• Required work: Gather up every line that includes the string "name".

• Data shown:

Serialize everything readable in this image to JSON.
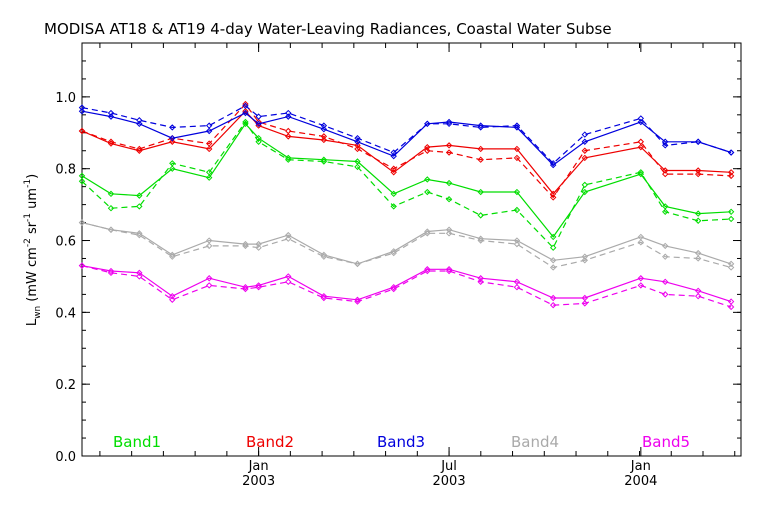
{
  "chart_data": {
    "type": "line",
    "title": "MODISA AT18 & AT19 4-day Water-Leaving Radiances, Coastal Water Subse",
    "ylabel_main": "L",
    "ylabel_sub": "wn",
    "ylabel_rest": " (mW cm",
    "ylabel_exp1": "-2",
    "ylabel_mid": " sr",
    "ylabel_exp2": "-1",
    "ylabel_um": " um",
    "ylabel_exp3": "-1",
    "ylabel_close": ")",
    "ylim": [
      0.0,
      1.15
    ],
    "yticks": [
      "0.0",
      "0.2",
      "0.4",
      "0.6",
      "0.8",
      "1.0"
    ],
    "ytick_values": [
      0.0,
      0.2,
      0.4,
      0.6,
      0.8,
      1.0
    ],
    "xticks": [
      {
        "month": "Jan",
        "year": "2003",
        "pos": 0.268
      },
      {
        "month": "Jul",
        "year": "2003",
        "pos": 0.557
      },
      {
        "month": "Jan",
        "year": "2004",
        "pos": 0.848
      }
    ],
    "x": [
      0.0,
      0.044,
      0.087,
      0.137,
      0.193,
      0.248,
      0.268,
      0.313,
      0.367,
      0.418,
      0.473,
      0.524,
      0.557,
      0.605,
      0.66,
      0.715,
      0.763,
      0.848,
      0.885,
      0.935,
      0.985
    ],
    "series": [
      {
        "name": "Band1",
        "color": "#00dd00",
        "solid": [
          0.78,
          0.73,
          0.725,
          0.8,
          0.775,
          0.925,
          0.885,
          0.83,
          0.825,
          0.82,
          0.73,
          0.77,
          0.76,
          0.735,
          0.735,
          0.61,
          0.735,
          0.785,
          0.695,
          0.675,
          0.68
        ],
        "dashed": [
          0.765,
          0.69,
          0.695,
          0.815,
          0.79,
          0.93,
          0.875,
          0.825,
          0.82,
          0.805,
          0.695,
          0.735,
          0.715,
          0.67,
          0.685,
          0.58,
          0.755,
          0.79,
          0.68,
          0.655,
          0.66
        ]
      },
      {
        "name": "Band2",
        "color": "#ee0000",
        "solid": [
          0.905,
          0.87,
          0.85,
          0.875,
          0.855,
          0.96,
          0.92,
          0.89,
          0.88,
          0.865,
          0.79,
          0.86,
          0.865,
          0.855,
          0.855,
          0.73,
          0.83,
          0.86,
          0.795,
          0.795,
          0.79
        ],
        "dashed": [
          0.905,
          0.875,
          0.855,
          0.885,
          0.87,
          0.98,
          0.93,
          0.905,
          0.89,
          0.855,
          0.8,
          0.85,
          0.845,
          0.825,
          0.83,
          0.72,
          0.85,
          0.875,
          0.785,
          0.785,
          0.78
        ]
      },
      {
        "name": "Band3",
        "color": "#0000dd",
        "solid": [
          0.96,
          0.945,
          0.925,
          0.885,
          0.905,
          0.955,
          0.925,
          0.945,
          0.91,
          0.875,
          0.835,
          0.925,
          0.93,
          0.92,
          0.915,
          0.81,
          0.875,
          0.93,
          0.875,
          0.875,
          0.845
        ],
        "dashed": [
          0.97,
          0.955,
          0.935,
          0.915,
          0.92,
          0.975,
          0.945,
          0.955,
          0.92,
          0.885,
          0.845,
          0.925,
          0.925,
          0.915,
          0.92,
          0.815,
          0.895,
          0.94,
          0.865,
          0.875,
          0.845
        ]
      },
      {
        "name": "Band4",
        "color": "#aaaaaa",
        "solid": [
          0.65,
          0.63,
          0.62,
          0.56,
          0.6,
          0.59,
          0.59,
          0.615,
          0.56,
          0.535,
          0.57,
          0.625,
          0.63,
          0.605,
          0.6,
          0.545,
          0.555,
          0.61,
          0.585,
          0.565,
          0.535
        ],
        "dashed": [
          0.65,
          0.63,
          0.615,
          0.555,
          0.585,
          0.585,
          0.58,
          0.605,
          0.555,
          0.535,
          0.565,
          0.62,
          0.62,
          0.6,
          0.59,
          0.525,
          0.545,
          0.595,
          0.555,
          0.55,
          0.525
        ]
      },
      {
        "name": "Band5",
        "color": "#ee00ee",
        "solid": [
          0.53,
          0.515,
          0.51,
          0.445,
          0.495,
          0.47,
          0.475,
          0.5,
          0.445,
          0.435,
          0.47,
          0.52,
          0.52,
          0.495,
          0.485,
          0.44,
          0.44,
          0.495,
          0.485,
          0.46,
          0.43
        ],
        "dashed": [
          0.53,
          0.51,
          0.5,
          0.435,
          0.475,
          0.465,
          0.47,
          0.485,
          0.44,
          0.43,
          0.465,
          0.515,
          0.515,
          0.485,
          0.47,
          0.42,
          0.425,
          0.475,
          0.45,
          0.445,
          0.415
        ]
      }
    ],
    "legend": [
      {
        "label": "Band1",
        "color": "#00dd00"
      },
      {
        "label": "Band2",
        "color": "#ee0000"
      },
      {
        "label": "Band3",
        "color": "#0000dd"
      },
      {
        "label": "Band4",
        "color": "#aaaaaa"
      },
      {
        "label": "Band5",
        "color": "#ee00ee"
      }
    ],
    "legend_position": "bottom-inside",
    "grid": false
  }
}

• The solution:
        "name": "Band1",
        "name": "Band2",
        "name": "Band3",
        "name": "Band4",
        "name": "Band5",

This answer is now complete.